▸ **Prompt**: Find every line of the items below that contains the string "John" and copy each of those lines. Matching is case-sensitive.

▸ **Record excerpts**:
--- BEGIN ---
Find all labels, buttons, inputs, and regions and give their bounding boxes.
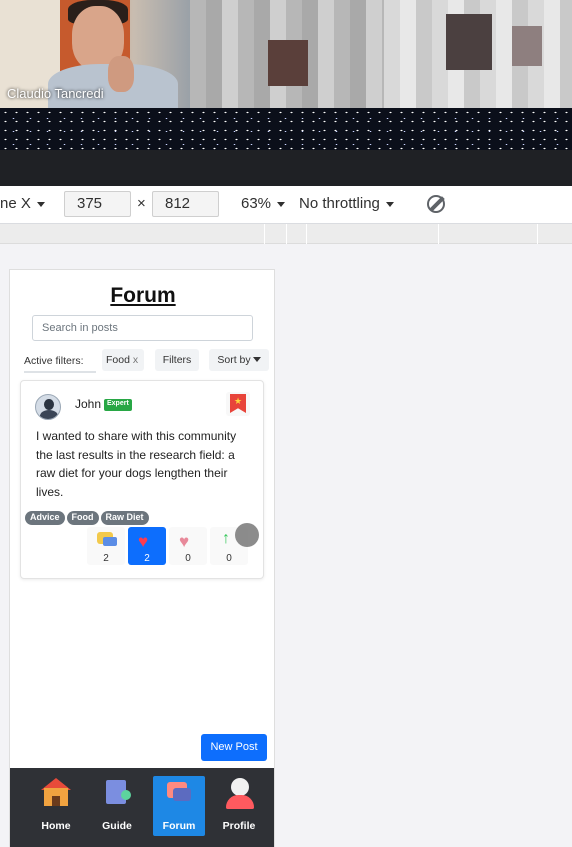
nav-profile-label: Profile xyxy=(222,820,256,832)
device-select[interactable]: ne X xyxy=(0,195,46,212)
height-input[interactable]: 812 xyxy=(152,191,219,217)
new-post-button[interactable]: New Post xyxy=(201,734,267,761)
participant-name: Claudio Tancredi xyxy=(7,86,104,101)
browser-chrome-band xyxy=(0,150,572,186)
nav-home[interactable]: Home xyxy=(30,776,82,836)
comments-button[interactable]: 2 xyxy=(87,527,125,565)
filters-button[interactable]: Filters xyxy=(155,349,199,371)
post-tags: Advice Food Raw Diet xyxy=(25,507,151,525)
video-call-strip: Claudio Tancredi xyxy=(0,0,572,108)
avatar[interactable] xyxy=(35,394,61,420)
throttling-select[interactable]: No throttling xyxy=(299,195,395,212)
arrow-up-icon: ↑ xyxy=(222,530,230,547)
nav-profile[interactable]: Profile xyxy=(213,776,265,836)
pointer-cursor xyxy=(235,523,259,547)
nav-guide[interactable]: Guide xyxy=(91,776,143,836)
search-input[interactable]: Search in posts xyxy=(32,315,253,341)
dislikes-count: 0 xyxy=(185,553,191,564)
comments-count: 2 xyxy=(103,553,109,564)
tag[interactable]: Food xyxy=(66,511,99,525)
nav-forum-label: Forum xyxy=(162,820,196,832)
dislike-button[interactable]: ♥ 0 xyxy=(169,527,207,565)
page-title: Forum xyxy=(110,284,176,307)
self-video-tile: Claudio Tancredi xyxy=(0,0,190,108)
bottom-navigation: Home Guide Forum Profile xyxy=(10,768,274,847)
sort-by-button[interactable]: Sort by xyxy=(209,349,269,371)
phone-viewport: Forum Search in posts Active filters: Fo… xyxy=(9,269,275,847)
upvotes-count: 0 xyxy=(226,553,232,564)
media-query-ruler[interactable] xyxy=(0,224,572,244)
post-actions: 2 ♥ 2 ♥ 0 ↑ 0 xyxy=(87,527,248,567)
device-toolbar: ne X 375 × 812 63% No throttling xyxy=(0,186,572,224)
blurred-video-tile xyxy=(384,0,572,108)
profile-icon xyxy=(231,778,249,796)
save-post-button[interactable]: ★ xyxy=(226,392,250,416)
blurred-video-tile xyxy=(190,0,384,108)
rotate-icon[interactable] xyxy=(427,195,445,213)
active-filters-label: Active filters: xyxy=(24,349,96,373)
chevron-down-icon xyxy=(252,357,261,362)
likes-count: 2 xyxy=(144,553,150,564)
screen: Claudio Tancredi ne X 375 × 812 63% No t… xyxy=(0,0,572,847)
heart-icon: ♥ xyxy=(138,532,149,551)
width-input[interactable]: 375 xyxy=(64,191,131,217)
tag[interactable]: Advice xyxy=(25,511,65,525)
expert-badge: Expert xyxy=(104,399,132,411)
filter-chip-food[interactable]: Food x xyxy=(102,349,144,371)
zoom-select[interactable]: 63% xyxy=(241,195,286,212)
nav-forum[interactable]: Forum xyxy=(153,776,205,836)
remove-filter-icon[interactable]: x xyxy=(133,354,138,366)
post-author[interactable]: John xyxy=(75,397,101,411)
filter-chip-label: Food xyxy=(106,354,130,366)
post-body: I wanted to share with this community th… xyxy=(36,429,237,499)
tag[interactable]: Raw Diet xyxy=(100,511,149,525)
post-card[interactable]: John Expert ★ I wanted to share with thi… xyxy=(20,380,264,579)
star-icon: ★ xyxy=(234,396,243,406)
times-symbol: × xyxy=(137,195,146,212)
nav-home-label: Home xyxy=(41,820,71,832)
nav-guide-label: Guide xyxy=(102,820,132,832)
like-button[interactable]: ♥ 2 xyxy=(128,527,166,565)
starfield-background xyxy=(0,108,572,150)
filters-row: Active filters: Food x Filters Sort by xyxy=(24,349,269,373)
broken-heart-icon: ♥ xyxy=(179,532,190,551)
--- END ---
--- BEGIN ---
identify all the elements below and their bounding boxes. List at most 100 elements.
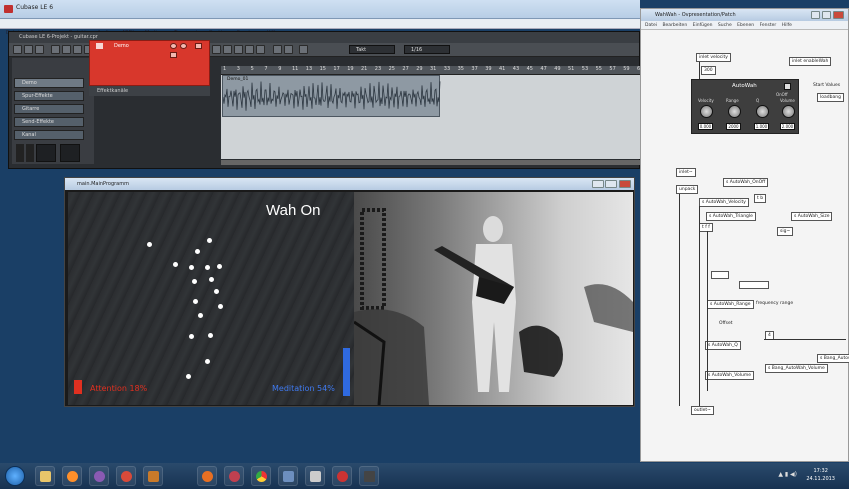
--- END ---
▸ **Reply to the task**:
post-author[interactable]: John xyxy=(75,397,101,411)
post-card[interactable]: John Expert ★ I wanted to share with thi… xyxy=(20,380,264,579)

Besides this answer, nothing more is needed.